Written instruction: Search the records that follow and extract every line containing the string "gedanke".

Collected data:

%%

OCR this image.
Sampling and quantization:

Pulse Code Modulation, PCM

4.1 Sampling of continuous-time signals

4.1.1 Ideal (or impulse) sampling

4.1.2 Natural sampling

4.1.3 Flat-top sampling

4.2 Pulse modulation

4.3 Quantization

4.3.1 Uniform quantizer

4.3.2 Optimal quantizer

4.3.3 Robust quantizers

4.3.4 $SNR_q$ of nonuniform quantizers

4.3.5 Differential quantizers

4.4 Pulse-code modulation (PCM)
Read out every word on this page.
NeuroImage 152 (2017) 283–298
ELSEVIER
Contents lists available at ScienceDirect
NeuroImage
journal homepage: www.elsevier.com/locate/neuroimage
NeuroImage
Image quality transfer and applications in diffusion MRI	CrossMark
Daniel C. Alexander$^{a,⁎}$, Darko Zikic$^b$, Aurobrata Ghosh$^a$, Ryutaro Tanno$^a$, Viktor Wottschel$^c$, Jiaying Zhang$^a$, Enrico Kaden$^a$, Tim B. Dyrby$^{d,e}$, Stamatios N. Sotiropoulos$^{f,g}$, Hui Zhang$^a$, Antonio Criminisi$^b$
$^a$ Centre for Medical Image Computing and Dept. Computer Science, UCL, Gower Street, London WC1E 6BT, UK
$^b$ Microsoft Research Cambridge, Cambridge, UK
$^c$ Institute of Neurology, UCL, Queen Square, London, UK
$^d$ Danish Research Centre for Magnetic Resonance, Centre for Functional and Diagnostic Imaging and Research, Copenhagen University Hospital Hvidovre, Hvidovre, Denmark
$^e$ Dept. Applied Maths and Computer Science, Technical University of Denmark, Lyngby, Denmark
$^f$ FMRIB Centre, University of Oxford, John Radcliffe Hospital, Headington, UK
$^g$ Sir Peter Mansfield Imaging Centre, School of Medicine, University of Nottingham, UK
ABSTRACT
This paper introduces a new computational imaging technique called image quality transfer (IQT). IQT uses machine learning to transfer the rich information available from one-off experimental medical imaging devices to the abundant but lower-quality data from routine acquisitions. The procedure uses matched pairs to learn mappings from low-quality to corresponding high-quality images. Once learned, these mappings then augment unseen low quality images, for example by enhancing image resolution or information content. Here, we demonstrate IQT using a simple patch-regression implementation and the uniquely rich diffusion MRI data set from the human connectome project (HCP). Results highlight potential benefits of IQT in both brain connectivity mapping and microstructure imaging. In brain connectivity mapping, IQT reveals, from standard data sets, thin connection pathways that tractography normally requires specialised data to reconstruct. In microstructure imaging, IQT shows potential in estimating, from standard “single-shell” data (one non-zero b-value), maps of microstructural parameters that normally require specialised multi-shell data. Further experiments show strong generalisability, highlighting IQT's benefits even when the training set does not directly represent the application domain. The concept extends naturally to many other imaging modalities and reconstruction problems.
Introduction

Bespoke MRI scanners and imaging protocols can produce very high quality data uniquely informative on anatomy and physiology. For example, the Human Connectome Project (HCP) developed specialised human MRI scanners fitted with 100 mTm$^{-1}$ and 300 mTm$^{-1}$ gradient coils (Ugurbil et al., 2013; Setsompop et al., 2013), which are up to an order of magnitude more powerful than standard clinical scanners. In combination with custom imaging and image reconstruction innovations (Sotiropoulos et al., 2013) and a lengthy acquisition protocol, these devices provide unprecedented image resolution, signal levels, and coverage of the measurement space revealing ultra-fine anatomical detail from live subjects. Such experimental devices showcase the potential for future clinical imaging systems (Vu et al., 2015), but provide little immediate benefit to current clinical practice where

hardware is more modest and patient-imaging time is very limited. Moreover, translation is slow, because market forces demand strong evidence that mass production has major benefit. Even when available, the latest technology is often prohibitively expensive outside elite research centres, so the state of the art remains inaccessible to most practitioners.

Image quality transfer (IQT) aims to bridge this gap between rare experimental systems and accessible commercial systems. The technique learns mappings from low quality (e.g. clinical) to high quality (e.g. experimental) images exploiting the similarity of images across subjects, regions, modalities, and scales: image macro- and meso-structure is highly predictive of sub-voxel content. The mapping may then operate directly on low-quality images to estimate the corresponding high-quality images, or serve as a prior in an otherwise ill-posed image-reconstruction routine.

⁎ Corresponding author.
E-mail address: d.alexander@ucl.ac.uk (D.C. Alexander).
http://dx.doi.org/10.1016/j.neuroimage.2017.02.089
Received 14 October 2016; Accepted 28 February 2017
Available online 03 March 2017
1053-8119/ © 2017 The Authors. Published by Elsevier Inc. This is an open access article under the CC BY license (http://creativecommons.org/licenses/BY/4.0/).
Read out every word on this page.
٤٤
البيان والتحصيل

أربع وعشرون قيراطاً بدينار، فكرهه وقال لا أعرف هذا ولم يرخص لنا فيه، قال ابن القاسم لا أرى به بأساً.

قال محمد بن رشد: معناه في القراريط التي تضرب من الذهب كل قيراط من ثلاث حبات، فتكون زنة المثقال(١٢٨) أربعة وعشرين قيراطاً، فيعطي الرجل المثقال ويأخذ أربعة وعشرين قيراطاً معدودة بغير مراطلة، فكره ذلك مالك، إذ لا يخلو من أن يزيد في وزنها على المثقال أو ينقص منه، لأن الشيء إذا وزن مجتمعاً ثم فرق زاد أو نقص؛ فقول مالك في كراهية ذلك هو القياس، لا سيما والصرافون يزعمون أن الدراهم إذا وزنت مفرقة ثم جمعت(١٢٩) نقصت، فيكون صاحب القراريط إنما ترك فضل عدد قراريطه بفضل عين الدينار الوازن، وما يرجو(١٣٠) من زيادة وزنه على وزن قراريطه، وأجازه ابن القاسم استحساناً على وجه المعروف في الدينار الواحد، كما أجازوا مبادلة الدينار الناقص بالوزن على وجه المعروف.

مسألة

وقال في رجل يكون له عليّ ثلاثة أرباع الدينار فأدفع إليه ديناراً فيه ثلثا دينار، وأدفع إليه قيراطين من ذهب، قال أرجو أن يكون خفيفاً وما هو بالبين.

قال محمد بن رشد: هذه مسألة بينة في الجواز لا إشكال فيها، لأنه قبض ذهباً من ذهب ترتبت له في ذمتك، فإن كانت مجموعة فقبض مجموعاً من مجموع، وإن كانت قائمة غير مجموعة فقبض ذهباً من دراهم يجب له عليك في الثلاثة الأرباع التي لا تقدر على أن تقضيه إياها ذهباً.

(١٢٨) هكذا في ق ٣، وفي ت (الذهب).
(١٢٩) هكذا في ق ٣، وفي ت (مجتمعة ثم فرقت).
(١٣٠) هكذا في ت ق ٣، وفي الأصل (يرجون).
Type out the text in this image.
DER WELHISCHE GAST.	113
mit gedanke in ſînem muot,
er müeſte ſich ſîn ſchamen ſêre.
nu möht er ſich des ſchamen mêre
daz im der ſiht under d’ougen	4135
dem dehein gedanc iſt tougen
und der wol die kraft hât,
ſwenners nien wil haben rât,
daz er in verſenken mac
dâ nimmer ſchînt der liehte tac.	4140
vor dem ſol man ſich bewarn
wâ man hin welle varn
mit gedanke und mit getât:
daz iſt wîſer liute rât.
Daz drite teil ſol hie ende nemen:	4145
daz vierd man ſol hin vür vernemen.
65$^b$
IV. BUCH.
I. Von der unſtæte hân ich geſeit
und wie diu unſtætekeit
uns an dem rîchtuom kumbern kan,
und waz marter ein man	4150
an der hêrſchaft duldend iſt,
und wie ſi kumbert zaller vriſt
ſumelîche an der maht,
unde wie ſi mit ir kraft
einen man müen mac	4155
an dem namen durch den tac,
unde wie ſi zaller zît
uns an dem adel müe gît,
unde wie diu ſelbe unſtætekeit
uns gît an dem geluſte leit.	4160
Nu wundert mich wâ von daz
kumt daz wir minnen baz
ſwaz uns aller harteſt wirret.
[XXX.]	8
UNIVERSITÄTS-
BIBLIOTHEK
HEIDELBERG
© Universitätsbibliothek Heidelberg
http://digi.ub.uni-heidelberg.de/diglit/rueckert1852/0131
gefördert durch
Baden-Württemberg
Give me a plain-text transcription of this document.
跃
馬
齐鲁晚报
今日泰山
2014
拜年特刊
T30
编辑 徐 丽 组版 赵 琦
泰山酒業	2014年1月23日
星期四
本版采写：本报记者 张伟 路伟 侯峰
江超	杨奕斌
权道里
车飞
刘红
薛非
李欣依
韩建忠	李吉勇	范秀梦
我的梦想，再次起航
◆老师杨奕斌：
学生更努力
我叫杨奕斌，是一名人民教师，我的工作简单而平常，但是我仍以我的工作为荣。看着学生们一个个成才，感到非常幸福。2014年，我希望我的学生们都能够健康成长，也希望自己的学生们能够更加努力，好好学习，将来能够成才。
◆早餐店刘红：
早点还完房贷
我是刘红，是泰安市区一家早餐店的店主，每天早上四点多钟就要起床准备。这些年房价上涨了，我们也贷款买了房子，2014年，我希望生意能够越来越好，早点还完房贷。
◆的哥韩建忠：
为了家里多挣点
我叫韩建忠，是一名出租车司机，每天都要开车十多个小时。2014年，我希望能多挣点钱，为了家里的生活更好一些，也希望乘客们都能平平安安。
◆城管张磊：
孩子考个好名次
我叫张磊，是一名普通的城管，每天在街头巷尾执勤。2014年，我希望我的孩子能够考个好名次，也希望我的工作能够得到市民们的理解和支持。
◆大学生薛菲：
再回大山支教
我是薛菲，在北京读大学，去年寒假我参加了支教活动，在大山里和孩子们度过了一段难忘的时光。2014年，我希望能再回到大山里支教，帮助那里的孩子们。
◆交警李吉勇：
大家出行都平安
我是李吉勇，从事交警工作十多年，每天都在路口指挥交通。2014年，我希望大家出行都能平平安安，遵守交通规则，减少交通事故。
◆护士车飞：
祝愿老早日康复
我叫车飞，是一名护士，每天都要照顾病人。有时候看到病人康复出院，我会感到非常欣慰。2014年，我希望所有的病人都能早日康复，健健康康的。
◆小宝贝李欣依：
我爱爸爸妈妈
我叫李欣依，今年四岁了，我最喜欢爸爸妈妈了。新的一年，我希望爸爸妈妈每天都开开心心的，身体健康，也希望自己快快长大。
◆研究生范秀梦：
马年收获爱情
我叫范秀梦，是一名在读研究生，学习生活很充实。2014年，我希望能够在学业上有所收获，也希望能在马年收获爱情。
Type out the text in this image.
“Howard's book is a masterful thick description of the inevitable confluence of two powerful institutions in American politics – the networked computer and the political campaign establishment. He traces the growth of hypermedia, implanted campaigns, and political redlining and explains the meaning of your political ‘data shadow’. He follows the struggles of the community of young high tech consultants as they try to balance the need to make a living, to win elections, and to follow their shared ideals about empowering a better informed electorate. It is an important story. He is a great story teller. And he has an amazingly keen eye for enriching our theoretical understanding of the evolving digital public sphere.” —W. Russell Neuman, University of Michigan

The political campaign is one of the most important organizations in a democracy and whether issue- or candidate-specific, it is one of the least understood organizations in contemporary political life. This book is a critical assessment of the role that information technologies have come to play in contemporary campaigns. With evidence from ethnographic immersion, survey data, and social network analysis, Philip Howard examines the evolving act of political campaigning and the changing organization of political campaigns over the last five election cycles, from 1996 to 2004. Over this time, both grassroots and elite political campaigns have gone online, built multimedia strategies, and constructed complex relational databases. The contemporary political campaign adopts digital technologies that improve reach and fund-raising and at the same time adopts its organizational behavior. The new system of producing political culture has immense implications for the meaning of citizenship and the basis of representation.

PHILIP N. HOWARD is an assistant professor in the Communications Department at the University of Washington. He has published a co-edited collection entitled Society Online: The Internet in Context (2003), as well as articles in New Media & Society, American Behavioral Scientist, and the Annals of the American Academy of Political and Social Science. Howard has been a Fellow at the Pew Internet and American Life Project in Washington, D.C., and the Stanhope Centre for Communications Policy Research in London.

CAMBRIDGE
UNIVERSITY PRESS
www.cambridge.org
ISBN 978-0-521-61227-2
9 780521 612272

%%

Written solution:
mit gedanke in ſînem muot,
mit gedanke und mit getât:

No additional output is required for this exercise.